Set down, in full, every record in the block.

MATERIAL TO PROCESS:
──────────────────────────────
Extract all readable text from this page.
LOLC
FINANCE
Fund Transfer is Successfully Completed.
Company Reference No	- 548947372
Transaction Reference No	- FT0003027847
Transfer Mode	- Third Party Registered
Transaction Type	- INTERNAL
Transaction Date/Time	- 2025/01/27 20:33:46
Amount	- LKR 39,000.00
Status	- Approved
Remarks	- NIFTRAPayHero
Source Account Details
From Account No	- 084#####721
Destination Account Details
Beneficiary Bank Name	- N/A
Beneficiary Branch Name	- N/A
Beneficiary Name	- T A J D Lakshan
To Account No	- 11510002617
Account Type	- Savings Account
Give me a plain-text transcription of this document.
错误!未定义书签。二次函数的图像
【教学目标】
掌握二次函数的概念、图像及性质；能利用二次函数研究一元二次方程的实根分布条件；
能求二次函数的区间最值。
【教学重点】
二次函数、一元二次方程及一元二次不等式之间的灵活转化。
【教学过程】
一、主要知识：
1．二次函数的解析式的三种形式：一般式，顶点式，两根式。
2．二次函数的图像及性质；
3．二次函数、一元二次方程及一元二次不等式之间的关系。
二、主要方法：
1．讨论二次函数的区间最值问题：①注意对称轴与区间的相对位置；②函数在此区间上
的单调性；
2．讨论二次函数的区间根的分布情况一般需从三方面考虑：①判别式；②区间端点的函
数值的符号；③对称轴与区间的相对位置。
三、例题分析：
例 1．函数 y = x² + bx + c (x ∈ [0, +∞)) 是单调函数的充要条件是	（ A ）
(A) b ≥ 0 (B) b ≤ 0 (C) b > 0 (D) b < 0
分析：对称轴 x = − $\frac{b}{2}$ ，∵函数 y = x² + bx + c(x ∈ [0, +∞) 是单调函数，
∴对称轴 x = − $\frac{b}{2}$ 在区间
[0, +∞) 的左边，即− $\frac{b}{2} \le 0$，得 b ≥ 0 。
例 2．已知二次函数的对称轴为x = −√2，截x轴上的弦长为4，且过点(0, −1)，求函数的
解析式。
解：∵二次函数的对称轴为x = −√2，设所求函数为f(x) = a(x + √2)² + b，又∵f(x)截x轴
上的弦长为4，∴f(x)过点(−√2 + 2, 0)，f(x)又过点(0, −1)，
──────────────────────────────
CORRECT ANSWER:
Extract all readable text from this page.
LOLC
FINANCE
Fund Transfer is Successfully Completed.
Company Reference No	- 548947372
Transaction Reference No	- FT0003027847
Transfer Mode	- Third Party Registered
Transaction Type	- INTERNAL
Transaction Date/Time	- 2025/01/27 20:33:46
Amount	- LKR 39,000.00
Status	- Approved
Remarks	- NIFTRAPayHero
Source Account Details
From Account No	- 084#####721
Destination Account Details
Beneficiary Bank Name	- N/A
Beneficiary Branch Name	- N/A
Beneficiary Name	- T A J D Lakshan
To Account No	- 11510002617
Account Type	- Savings Account
Give me a plain-text transcription of this document.
错误!未定义书签。二次函数的图像
【教学目标】
掌握二次函数的概念、图像及性质；能利用二次函数研究一元二次方程的实根分布条件；
能求二次函数的区间最值。
【教学重点】
二次函数、一元二次方程及一元二次不等式之间的灵活转化。
【教学过程】
一、主要知识：
1．二次函数的解析式的三种形式：一般式，顶点式，两根式。
2．二次函数的图像及性质；
3．二次函数、一元二次方程及一元二次不等式之间的关系。
二、主要方法：
1．讨论二次函数的区间最值问题：①注意对称轴与区间的相对位置；②函数在此区间上
的单调性；
2．讨论二次函数的区间根的分布情况一般需从三方面考虑：①判别式；②区间端点的函
数值的符号；③对称轴与区间的相对位置。
三、例题分析：
例 1．函数 y = x² + bx + c (x ∈ [0, +∞)) 是单调函数的充要条件是	（ A ）
(A) b ≥ 0 (B) b ≤ 0 (C) b > 0 (D) b < 0
分析：对称轴 x = − $\frac{b}{2}$ ，∵函数 y = x² + bx + c(x ∈ [0, +∞) 是单调函数，
∴对称轴 x = − $\frac{b}{2}$ 在区间
[0, +∞) 的左边，即− $\frac{b}{2} \le 0$，得 b ≥ 0 。
例 2．已知二次函数的对称轴为x = −√2，截x轴上的弦长为4，且过点(0, −1)，求函数的
解析式。
解：∵二次函数的对称轴为x = −√2，设所求函数为f(x) = a(x + √2)² + b，又∵f(x)截x轴
上的弦长为4，∴f(x)过点(−√2 + 2, 0)，f(x)又过点(0, −1)，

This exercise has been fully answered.